_Data supplied_

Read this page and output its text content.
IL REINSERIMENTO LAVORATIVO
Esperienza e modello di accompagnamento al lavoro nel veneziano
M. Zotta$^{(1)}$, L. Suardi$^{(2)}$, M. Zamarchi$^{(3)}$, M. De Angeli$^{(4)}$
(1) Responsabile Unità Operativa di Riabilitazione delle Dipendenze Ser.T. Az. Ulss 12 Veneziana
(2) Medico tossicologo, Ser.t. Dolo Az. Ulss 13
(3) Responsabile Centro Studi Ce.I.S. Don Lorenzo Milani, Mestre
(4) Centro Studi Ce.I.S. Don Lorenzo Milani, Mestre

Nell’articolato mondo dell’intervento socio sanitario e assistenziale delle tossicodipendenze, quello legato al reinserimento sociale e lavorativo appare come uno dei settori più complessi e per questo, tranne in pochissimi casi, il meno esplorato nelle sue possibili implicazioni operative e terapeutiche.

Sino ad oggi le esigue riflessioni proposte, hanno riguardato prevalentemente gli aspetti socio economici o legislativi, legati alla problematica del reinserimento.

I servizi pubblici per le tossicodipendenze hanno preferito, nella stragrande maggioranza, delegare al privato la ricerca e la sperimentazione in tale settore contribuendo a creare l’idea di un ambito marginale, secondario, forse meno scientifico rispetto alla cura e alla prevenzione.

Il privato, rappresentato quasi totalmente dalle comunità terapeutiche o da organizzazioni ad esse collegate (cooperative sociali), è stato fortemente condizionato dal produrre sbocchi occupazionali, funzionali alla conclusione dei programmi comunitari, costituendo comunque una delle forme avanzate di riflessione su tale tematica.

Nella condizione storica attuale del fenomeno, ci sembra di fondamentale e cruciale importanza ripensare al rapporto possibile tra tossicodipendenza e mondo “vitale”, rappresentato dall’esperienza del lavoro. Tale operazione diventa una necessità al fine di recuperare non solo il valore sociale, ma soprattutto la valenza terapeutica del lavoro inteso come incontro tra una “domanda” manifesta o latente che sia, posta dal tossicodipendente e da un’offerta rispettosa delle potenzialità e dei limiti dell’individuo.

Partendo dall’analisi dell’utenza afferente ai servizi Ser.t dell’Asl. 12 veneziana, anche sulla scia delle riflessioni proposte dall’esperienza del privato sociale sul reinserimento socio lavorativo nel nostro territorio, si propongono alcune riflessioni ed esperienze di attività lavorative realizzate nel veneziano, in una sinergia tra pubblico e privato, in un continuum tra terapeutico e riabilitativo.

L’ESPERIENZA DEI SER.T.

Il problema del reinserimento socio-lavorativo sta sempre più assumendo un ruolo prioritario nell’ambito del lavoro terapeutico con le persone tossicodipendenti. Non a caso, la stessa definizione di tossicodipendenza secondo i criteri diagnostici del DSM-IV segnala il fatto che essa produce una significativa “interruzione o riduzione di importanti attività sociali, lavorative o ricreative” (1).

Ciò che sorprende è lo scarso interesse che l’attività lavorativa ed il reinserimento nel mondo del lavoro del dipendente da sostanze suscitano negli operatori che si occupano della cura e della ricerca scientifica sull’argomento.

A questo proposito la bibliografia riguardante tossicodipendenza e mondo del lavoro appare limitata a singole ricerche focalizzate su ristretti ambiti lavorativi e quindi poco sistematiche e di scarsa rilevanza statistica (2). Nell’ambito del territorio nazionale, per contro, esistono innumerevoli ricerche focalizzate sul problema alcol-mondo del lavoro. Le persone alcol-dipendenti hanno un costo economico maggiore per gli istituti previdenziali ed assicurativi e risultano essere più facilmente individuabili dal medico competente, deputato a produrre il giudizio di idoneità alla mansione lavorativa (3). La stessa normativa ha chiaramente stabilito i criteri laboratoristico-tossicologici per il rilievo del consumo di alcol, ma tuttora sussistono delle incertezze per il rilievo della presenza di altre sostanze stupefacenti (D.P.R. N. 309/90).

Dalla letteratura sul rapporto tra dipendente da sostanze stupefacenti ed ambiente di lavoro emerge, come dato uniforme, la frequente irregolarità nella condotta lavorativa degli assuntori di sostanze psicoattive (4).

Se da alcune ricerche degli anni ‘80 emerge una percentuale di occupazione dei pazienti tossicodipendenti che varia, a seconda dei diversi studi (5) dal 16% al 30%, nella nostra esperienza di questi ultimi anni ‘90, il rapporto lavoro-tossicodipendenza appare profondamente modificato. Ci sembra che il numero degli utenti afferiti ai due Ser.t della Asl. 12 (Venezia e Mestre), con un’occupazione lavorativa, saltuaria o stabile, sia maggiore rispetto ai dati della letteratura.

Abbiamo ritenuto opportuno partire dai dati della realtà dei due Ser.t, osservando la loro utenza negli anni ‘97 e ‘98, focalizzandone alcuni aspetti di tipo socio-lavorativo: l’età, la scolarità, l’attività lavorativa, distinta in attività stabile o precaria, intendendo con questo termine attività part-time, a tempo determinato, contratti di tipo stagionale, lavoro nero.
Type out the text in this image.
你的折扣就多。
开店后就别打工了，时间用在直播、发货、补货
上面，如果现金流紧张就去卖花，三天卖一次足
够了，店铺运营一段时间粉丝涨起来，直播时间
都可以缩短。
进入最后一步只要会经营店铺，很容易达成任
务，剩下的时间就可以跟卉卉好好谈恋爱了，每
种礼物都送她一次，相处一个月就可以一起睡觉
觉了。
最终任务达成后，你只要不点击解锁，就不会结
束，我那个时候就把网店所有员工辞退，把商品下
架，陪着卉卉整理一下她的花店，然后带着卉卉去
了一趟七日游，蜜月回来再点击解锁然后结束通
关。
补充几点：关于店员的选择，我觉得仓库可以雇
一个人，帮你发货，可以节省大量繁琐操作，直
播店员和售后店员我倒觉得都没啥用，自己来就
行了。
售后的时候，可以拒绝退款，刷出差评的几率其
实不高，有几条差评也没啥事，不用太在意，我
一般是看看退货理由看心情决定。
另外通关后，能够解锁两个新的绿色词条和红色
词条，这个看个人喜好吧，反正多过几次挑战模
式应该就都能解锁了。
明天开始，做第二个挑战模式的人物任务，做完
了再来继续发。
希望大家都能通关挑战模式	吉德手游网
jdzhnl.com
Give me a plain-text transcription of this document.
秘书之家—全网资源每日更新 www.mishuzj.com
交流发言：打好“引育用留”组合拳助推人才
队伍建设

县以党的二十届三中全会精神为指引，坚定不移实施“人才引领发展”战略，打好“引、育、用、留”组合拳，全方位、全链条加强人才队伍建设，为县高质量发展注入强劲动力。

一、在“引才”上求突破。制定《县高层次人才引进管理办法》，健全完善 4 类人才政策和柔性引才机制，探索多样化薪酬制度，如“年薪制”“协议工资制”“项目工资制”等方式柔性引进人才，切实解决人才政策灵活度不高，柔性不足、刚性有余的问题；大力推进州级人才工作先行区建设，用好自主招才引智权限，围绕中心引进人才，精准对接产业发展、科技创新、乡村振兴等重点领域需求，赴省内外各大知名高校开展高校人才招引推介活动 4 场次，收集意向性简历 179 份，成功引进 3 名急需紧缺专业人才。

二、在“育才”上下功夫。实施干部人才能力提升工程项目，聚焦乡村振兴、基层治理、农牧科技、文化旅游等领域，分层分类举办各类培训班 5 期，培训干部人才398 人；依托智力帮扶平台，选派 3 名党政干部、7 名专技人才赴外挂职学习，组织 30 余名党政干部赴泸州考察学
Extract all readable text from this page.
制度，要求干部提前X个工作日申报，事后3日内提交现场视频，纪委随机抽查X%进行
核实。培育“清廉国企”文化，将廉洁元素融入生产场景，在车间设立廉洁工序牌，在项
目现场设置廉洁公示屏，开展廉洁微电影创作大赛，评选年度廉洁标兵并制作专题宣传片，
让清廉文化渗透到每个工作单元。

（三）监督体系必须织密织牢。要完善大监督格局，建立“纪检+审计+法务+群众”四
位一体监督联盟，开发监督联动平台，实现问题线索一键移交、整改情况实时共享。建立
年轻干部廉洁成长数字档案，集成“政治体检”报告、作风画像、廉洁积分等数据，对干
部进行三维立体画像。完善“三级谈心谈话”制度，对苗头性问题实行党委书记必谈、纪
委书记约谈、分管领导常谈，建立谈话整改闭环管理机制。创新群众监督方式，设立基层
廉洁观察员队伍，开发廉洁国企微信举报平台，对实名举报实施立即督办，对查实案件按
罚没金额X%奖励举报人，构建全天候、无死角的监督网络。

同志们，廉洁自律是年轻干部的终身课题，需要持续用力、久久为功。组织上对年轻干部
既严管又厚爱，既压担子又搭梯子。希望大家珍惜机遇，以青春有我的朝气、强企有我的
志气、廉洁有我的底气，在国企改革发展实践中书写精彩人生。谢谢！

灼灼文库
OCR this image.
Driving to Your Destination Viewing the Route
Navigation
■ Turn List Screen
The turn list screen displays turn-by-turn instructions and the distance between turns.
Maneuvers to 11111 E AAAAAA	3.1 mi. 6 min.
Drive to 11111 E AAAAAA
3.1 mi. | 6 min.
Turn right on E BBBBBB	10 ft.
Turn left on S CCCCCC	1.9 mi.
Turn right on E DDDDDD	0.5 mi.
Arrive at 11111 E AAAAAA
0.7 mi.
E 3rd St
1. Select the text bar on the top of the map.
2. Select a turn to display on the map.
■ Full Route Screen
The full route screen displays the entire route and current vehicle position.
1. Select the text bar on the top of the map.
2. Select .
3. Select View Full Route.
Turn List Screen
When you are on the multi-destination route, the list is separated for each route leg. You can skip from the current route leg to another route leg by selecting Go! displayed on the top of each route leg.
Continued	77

_What is required_
Give the count of lines in the listing that hold the word "image", with no other text.

_Task result_
2